* _Given records_:
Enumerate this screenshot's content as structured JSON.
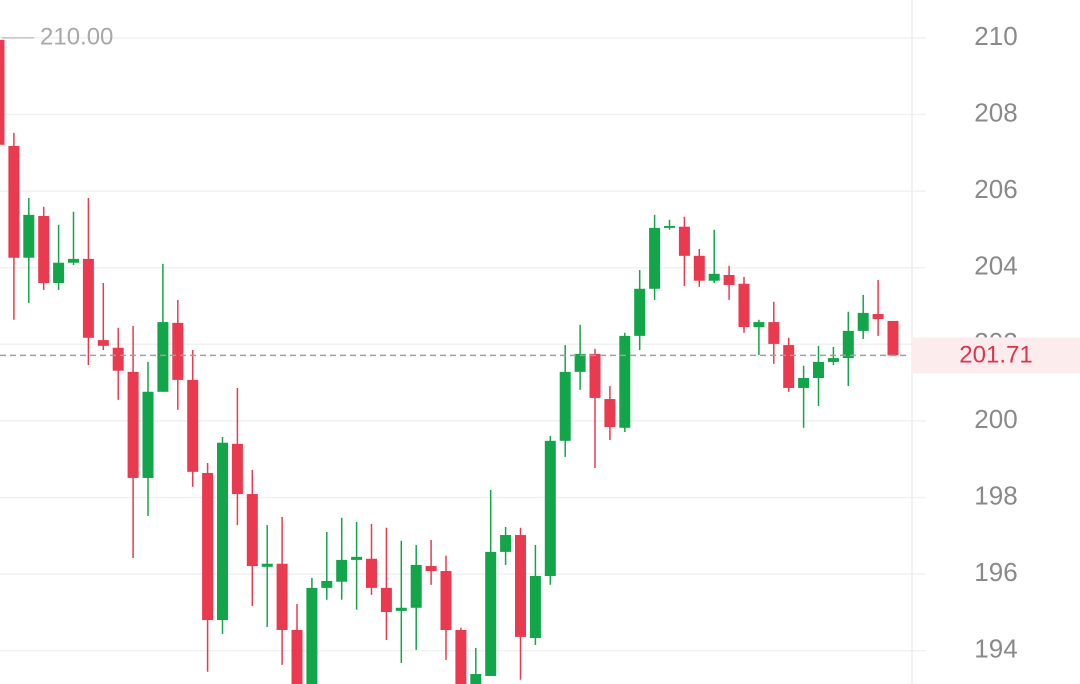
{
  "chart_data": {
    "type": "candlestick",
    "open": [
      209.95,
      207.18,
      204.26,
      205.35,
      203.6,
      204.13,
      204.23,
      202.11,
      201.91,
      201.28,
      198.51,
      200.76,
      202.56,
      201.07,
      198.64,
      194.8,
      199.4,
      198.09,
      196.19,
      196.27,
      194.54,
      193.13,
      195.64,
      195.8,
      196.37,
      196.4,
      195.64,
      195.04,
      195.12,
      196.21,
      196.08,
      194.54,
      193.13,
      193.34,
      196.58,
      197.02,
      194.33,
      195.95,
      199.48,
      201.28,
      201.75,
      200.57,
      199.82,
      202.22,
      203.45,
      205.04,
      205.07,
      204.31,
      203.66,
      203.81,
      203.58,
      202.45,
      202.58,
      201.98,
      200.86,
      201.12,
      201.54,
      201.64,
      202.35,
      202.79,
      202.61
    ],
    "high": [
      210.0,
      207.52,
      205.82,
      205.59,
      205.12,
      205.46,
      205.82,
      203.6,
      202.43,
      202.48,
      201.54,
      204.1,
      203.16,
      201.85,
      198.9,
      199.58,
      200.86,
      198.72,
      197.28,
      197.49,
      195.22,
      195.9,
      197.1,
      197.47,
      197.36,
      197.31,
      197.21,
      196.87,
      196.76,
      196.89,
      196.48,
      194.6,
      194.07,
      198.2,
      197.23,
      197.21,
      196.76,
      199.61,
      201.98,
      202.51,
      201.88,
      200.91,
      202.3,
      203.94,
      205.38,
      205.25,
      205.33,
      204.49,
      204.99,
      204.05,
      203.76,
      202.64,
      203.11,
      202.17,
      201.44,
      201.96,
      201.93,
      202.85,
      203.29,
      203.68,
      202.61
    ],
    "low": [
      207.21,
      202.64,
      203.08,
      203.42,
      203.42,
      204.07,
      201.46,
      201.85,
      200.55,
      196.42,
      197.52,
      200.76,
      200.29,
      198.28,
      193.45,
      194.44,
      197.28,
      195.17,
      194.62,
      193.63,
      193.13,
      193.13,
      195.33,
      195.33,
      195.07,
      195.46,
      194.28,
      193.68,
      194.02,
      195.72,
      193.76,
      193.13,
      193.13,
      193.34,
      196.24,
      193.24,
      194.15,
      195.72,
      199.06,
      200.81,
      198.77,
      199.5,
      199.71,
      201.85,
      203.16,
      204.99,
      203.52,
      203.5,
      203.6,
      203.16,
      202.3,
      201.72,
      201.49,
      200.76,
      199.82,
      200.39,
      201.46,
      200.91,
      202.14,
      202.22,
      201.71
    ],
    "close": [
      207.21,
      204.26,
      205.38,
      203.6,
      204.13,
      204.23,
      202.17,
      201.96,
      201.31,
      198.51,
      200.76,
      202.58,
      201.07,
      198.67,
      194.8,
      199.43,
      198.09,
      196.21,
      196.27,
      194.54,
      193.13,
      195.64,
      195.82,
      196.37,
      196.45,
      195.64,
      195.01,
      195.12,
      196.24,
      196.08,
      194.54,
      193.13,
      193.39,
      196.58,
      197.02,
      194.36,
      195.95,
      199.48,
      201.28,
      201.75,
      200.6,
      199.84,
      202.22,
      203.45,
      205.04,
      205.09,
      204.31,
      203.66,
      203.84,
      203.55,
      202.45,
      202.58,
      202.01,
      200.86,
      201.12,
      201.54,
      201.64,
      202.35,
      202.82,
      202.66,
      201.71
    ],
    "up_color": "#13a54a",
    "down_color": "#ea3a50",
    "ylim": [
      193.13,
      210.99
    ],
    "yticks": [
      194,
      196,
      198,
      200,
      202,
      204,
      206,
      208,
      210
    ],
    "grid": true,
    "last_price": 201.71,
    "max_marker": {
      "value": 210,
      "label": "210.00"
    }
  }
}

* _What to produce_: Leave the pictures out and print the records above exactly as they stand.

* _Result of the exercise_:
Enumerate this screenshot's content as structured JSON.
{
  "chart_data": {
    "type": "candlestick",
    "open": [
      209.95,
      207.18,
      204.26,
      205.35,
      203.6,
      204.13,
      204.23,
      202.11,
      201.91,
      201.28,
      198.51,
      200.76,
      202.56,
      201.07,
      198.64,
      194.8,
      199.4,
      198.09,
      196.19,
      196.27,
      194.54,
      193.13,
      195.64,
      195.8,
      196.37,
      196.4,
      195.64,
      195.04,
      195.12,
      196.21,
      196.08,
      194.54,
      193.13,
      193.34,
      196.58,
      197.02,
      194.33,
      195.95,
      199.48,
      201.28,
      201.75,
      200.57,
      199.82,
      202.22,
      203.45,
      205.04,
      205.07,
      204.31,
      203.66,
      203.81,
      203.58,
      202.45,
      202.58,
      201.98,
      200.86,
      201.12,
      201.54,
      201.64,
      202.35,
      202.79,
      202.61
    ],
    "high": [
      210.0,
      207.52,
      205.82,
      205.59,
      205.12,
      205.46,
      205.82,
      203.6,
      202.43,
      202.48,
      201.54,
      204.1,
      203.16,
      201.85,
      198.9,
      199.58,
      200.86,
      198.72,
      197.28,
      197.49,
      195.22,
      195.9,
      197.1,
      197.47,
      197.36,
      197.31,
      197.21,
      196.87,
      196.76,
      196.89,
      196.48,
      194.6,
      194.07,
      198.2,
      197.23,
      197.21,
      196.76,
      199.61,
      201.98,
      202.51,
      201.88,
      200.91,
      202.3,
      203.94,
      205.38,
      205.25,
      205.33,
      204.49,
      204.99,
      204.05,
      203.76,
      202.64,
      203.11,
      202.17,
      201.44,
      201.96,
      201.93,
      202.85,
      203.29,
      203.68,
      202.61
    ],
    "low": [
      207.21,
      202.64,
      203.08,
      203.42,
      203.42,
      204.07,
      201.46,
      201.85,
      200.55,
      196.42,
      197.52,
      200.76,
      200.29,
      198.28,
      193.45,
      194.44,
      197.28,
      195.17,
      194.62,
      193.63,
      193.13,
      193.13,
      195.33,
      195.33,
      195.07,
      195.46,
      194.28,
      193.68,
      194.02,
      195.72,
      193.76,
      193.13,
      193.13,
      193.34,
      196.24,
      193.24,
      194.15,
      195.72,
      199.06,
      200.81,
      198.77,
      199.5,
      199.71,
      201.85,
      203.16,
      204.99,
      203.52,
      203.5,
      203.6,
      203.16,
      202.3,
      201.72,
      201.49,
      200.76,
      199.82,
      200.39,
      201.46,
      200.91,
      202.14,
      202.22,
      201.71
    ],
    "close": [
      207.21,
      204.26,
      205.38,
      203.6,
      204.13,
      204.23,
      202.17,
      201.96,
      201.31,
      198.51,
      200.76,
      202.58,
      201.07,
      198.67,
      194.8,
      199.43,
      198.09,
      196.21,
      196.27,
      194.54,
      193.13,
      195.64,
      195.82,
      196.37,
      196.45,
      195.64,
      195.01,
      195.12,
      196.24,
      196.08,
      194.54,
      193.13,
      193.39,
      196.58,
      197.02,
      194.36,
      195.95,
      199.48,
      201.28,
      201.75,
      200.6,
      199.84,
      202.22,
      203.45,
      205.04,
      205.09,
      204.31,
      203.66,
      203.84,
      203.55,
      202.45,
      202.58,
      202.01,
      200.86,
      201.12,
      201.54,
      201.64,
      202.35,
      202.82,
      202.66,
      201.71
    ],
    "up_color": "#13a54a",
    "down_color": "#ea3a50",
    "ylim": [
      193.13,
      210.99
    ],
    "yticks": [
      194,
      196,
      198,
      200,
      202,
      204,
      206,
      208,
      210
    ],
    "grid": true,
    "last_price": 201.71,
    "max_marker": {
      "value": 210,
      "label": "210.00"
    }
  }
}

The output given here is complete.